<<<<

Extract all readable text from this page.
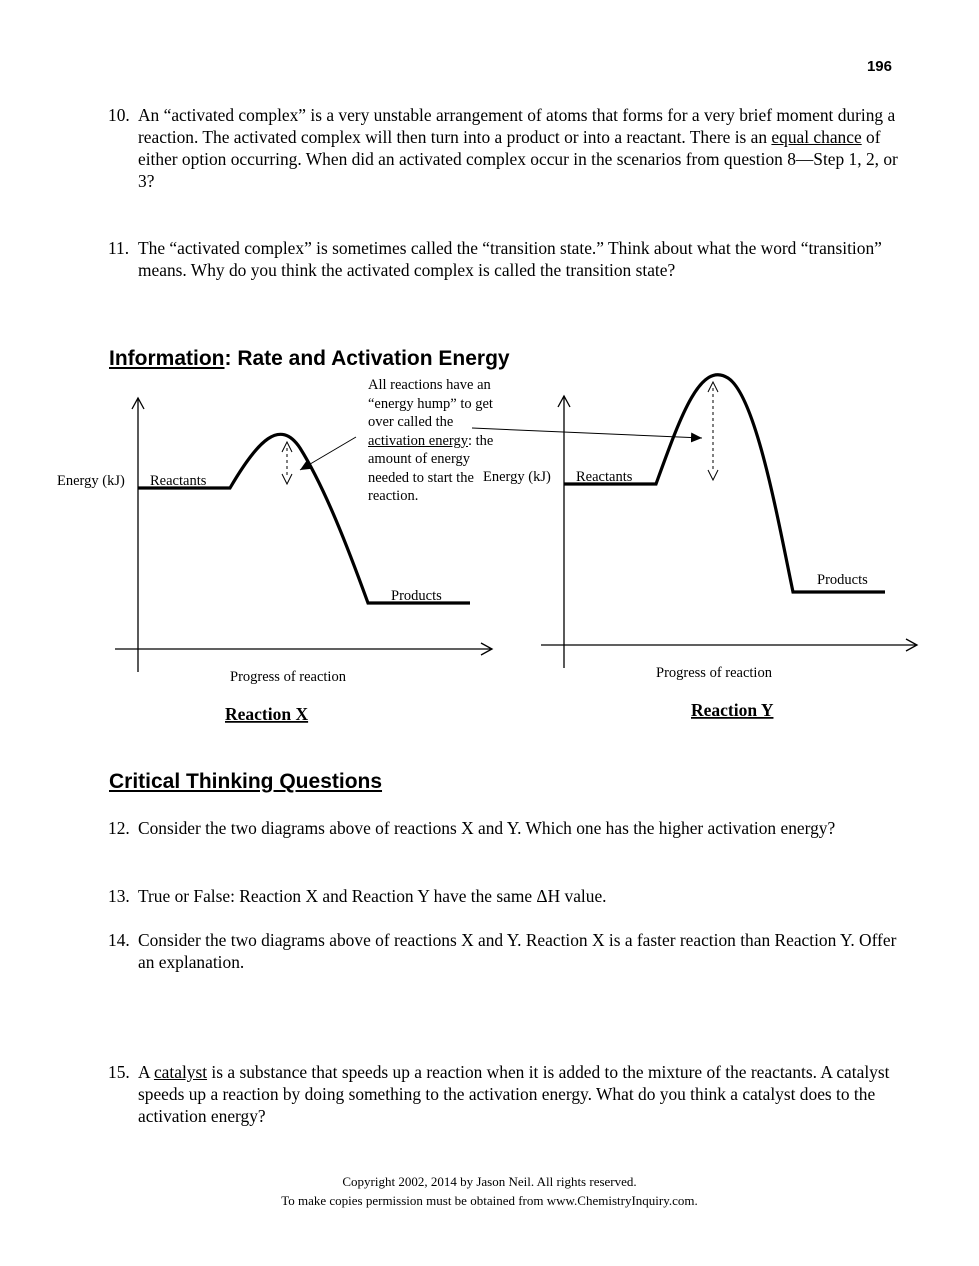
196
10. An “activated complex” is a very unstable arrangement of atoms that forms for a very brief moment during a reaction. The activated complex will then turn into a product or into a reactant. There is an equal chance of either option occurring. When did an activated complex occur in the scenarios from question 8—Step 1, 2, or 3?
11. The “activated complex” is sometimes called the “transition state.” Think about what the word “transition” means. Why do you think the activated complex is called the transition state?
Information: Rate and Activation Energy
All reactions have an “energy hump” to get over called the activation energy: the amount of energy needed to start the reaction.
Energy (kJ) Reactants
Products
Progress of reaction
Reaction X
Energy (kJ) Reactants
Products
Progress of reaction
Reaction Y
Critical Thinking Questions
12. Consider the two diagrams above of reactions X and Y. Which one has the higher activation energy?
13. True or False: Reaction X and Reaction Y have the same ΔH value.
14. Consider the two diagrams above of reactions X and Y. Reaction X is a faster reaction than Reaction Y. Offer an explanation.
15. A catalyst is a substance that speeds up a reaction when it is added to the mixture of the reactants. A catalyst speeds up a reaction by doing something to the activation energy. What do you think a catalyst does to the activation energy?
Copyright 2002, 2014 by Jason Neil. All rights reserved.
To make copies permission must be obtained from www.ChemistryInquiry.com.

>>>>

--- WHAT IS ASKED ---
Restate each entry word for word, please, but drop any images it holds.

--- OUTPUT BELOW ---
Extract all readable text from this page.
196
10. An “activated complex” is a very unstable arrangement of atoms that forms for a very brief moment during a reaction. The activated complex will then turn into a product or into a reactant. There is an equal chance of either option occurring. When did an activated complex occur in the scenarios from question 8—Step 1, 2, or 3?
11. The “activated complex” is sometimes called the “transition state.” Think about what the word “transition” means. Why do you think the activated complex is called the transition state?
Information: Rate and Activation Energy
All reactions have an “energy hump” to get over called the activation energy: the amount of energy needed to start the reaction.
Energy (kJ) Reactants
Products
Progress of reaction
Reaction X
Energy (kJ) Reactants
Products
Progress of reaction
Reaction Y
Critical Thinking Questions
12. Consider the two diagrams above of reactions X and Y. Which one has the higher activation energy?
13. True or False: Reaction X and Reaction Y have the same ΔH value.
14. Consider the two diagrams above of reactions X and Y. Reaction X is a faster reaction than Reaction Y. Offer an explanation.
15. A catalyst is a substance that speeds up a reaction when it is added to the mixture of the reactants. A catalyst speeds up a reaction by doing something to the activation energy. What do you think a catalyst does to the activation energy?
Copyright 2002, 2014 by Jason Neil. All rights reserved.
To make copies permission must be obtained from www.ChemistryInquiry.com.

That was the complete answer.